# VORLIEGENDER TEXT
□ □ □ □ □ □ □
Warum also dieses Beharren?

Update:

Cullah, dann lies mal ein paar Antworten auf meine letzten fragen zu dem Thema. Du wirst dich wundern, wie heftig die Nationalen in dieser Beziehung sind.

Update 2:

Bin erstaunt, welch braune Brut hier in Erscheinung tritt.

10 Antworten

Bewertung
  • Anonym
    vor 1 Jahrzehnt
    Beste Antwort

    Wir Deutsche haben ein generelles Problem. Wer als deutscher stolz auf sein Land ist, wird gleich als Nazi abgestempelt. Das liegt halt an unserer Vergangenheit. Aber an diesem Problem sind wir größtenteils selber schuld, weil wir uns gegenseitig damit abstempeln. Meinst du, dass auch nur ein Ausländer bei der Fußball WM in Deutschland gesagt hat, dass es in Deutschland wieder mit dem Nazitum losgeht, nur weil auch die Deutschlandfahne mal wieder geweht wurde? Nein, ganz im Gegenteil. Die Leute haben sich gefreut, dass wir Deutschen auch ein Party-Volk sein können. Die WM in DE war die schönste seit langem hieß es sogar.

    Die Deutschen sind lange nicht so nationalbewusst wie andere Völker. Hast du schon mal die französische Nationalhymne (gegebenen Falls übersetzt) gehört? Das ist ein altes Kriegslied. Da geht es ums Feinde abschlachten, wer sich Frankreich in den Weg stellt, stirbt. Genauso ist es in der chinesischen oder ein bisschen sogar in der amerikanischen Hymne. Sagt deshalb irgendeiner, dass wären Nazis?

    Die meisten Deutschen sind gar nicht so stolz, wie du sagst. Das sieht man schon an der deutschen Sprache, die wird nämlich verhunzt bis zum geht nicht mehr und mit Anglizismen vollgestopft wie's nur irgendmöglich ist. In Frankreich kommt das nicht in die Tüte. Die Franzosen erkennen noch nicht mal Minderheitensprachen an. Auf Island wird für jedes englische Wort erst mal ein Isländisches erfunden, und das wird unter die Leute gebracht.

    Man muss zwischen Nationalstolz und Nationalsozialismus unterscheiden. Weil ich erfürchtig vor Schloss Neuschwanstein stehe, heißt das nicht, dass ich Schlösser in anderen Ländern missachte oder Schloss Neuschwanstein als das schönste der Welt erkläre (was es aber offengestanden wahrscheinlich ist - aber wer weiß, niemand kennt alle Schlösser). Aber ein Deutscher wird auch erfürchtig vor der chinesischen Mauer stehen.
□ □ □ □ □ □ □
# DATENSÄTZE
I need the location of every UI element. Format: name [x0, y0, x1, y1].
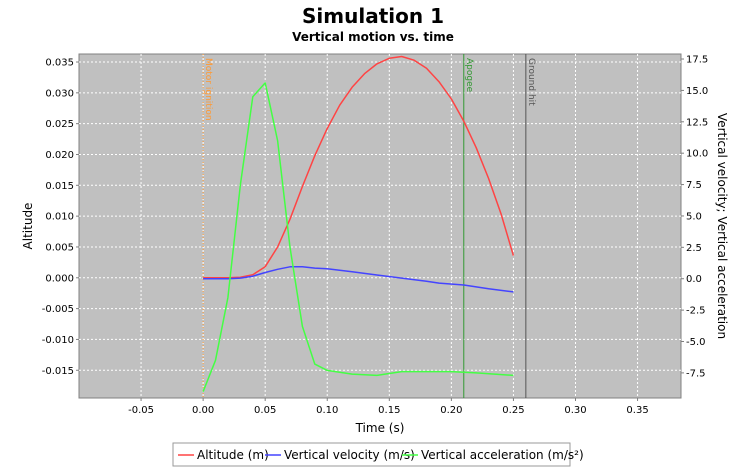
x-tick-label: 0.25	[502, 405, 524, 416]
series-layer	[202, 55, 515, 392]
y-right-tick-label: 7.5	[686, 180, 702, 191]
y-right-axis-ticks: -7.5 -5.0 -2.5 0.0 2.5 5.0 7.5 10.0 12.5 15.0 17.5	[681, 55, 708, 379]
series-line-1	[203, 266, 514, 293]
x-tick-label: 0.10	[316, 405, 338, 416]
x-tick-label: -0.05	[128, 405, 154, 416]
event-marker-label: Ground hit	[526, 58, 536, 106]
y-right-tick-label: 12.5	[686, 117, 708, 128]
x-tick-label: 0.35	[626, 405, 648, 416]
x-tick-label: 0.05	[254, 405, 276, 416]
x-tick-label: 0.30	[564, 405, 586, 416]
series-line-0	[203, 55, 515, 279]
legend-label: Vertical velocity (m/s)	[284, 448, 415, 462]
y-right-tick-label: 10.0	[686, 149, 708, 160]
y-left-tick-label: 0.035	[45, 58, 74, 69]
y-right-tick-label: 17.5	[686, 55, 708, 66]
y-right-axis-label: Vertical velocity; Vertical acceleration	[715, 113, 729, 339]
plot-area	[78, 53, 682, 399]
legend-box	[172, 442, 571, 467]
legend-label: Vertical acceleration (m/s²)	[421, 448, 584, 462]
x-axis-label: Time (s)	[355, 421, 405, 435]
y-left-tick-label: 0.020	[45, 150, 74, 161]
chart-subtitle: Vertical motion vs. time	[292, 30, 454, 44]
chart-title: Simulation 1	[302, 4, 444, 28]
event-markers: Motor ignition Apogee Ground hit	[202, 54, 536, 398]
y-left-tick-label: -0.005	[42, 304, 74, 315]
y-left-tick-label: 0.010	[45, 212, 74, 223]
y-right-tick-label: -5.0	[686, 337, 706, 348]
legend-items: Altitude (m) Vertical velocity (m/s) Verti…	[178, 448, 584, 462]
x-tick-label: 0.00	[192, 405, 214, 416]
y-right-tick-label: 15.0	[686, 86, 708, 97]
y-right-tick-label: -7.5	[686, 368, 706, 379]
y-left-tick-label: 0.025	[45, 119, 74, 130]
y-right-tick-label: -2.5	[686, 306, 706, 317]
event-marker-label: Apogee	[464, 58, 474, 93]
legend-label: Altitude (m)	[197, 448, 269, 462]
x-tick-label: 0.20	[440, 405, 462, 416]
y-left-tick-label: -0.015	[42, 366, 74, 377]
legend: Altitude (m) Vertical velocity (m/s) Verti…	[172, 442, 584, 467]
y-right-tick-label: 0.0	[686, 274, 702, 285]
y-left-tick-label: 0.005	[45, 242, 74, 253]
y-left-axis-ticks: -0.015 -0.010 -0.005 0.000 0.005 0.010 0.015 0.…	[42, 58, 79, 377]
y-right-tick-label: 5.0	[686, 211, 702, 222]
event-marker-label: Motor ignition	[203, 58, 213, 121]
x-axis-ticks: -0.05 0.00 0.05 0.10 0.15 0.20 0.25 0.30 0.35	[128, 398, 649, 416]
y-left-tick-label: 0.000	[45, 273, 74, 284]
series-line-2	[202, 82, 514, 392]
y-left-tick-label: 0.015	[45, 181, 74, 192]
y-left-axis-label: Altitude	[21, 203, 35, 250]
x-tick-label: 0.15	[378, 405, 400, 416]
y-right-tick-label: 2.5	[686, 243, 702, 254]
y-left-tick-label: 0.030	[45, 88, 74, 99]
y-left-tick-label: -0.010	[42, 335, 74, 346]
□ □ □ □ □ □ □
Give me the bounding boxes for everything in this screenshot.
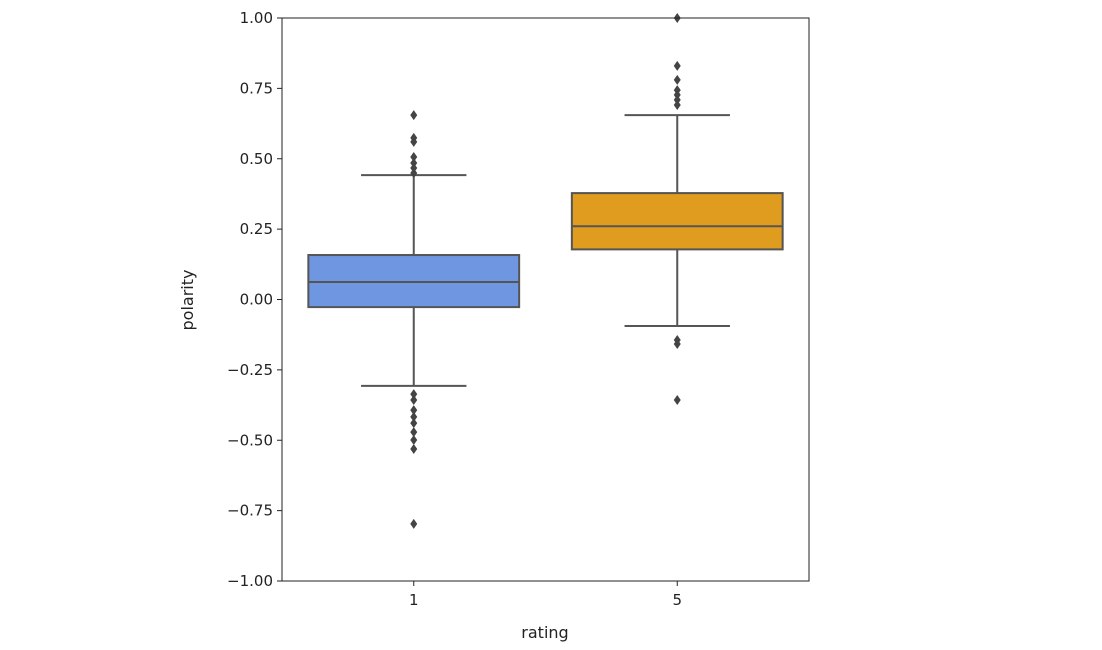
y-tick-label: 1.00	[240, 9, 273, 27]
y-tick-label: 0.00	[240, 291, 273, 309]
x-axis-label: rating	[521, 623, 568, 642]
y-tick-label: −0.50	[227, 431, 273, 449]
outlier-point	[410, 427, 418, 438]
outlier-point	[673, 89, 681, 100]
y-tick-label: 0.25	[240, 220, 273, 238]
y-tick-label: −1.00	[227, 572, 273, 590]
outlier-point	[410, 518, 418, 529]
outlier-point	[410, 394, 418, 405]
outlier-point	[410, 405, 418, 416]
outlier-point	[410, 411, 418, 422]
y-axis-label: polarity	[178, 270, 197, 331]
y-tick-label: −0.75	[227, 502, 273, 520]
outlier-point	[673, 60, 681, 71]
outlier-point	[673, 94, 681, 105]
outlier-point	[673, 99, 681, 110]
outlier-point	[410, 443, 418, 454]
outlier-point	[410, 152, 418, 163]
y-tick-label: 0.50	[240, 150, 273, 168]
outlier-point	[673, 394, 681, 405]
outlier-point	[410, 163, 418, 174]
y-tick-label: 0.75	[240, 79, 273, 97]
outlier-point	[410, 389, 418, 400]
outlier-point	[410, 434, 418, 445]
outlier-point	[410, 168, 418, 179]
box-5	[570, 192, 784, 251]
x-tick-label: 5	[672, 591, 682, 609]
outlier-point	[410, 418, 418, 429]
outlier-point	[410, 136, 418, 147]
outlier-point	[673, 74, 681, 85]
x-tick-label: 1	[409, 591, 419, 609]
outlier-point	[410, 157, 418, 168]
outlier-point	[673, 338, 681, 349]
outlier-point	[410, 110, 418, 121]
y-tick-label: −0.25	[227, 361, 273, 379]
□ □ □ □ □ □ □
# AUFGABEN UND ÜBUNGEN
- A) Geben Sie aus dem Text über den deutschen Nationalstolz den Abschnitt zwischen „Wir Deutsche haben“ und „hieß es sogar.“ einschließlich wortgetreu wieder.
- B) Führen Sie den Text über den deutschen Nationalstolz im Anschluss an seinen letzten Satz weiter.
Die Daten stehen in keinem Zusammenhang mit dem Text.

# LÖSUNGEN
- A)
Wir Deutsche haben ein generelles Problem. Wer als deutscher stolz auf sein Land ist, wird gleich als Nazi abgestempelt. Das liegt halt an unserer Vergangenheit. Aber an diesem Problem sind wir größtenteils selber schuld, weil wir uns gegenseitig damit abstempeln. Meinst du, dass auch nur ein Ausländer bei der Fußball WM in Deutschland gesagt hat, dass es in Deutschland wieder mit dem Nazitum losgeht, nur weil auch die Deutschlandfahne mal wieder geweht wurde? Nein, ganz im Gegenteil. Die Leute haben sich gefreut, dass wir Deutschen auch ein Party-Volk sein können. Die WM in DE war die schönste seit langem hieß es sogar.

- B)
    Mit dieser Festgefahrenheit in den "Schablonen" hast du vielleicht Recht, aber das ist auch nicht so schlimm. Viel schlimmer wäre es, wenn man sagen würde: "Ja, das Brandenburger Tor haben WIR DEUTSCHEN gebaut. Toll, oder?" und im nächsten Satz dann: "Mit dem Nationalsozialismus hab ich nix am Hut. Ich bin Europäer." Man muss sich als Deutscher mit den guten und den bösen Seiten abfinden. Man ist halt deutsch, und damit muss man sich abfinden. Durch den Verlauf des europäischen Zusammenrückens ist ein Krieg auf dem Kontinent aber praktisch unmöglich geworden. Deshalb sagen viele EU-Bürger: "Ich bin deutscher/französischer/lettischer/... Europäer!" Und das ist vielleicht genau das Richtige.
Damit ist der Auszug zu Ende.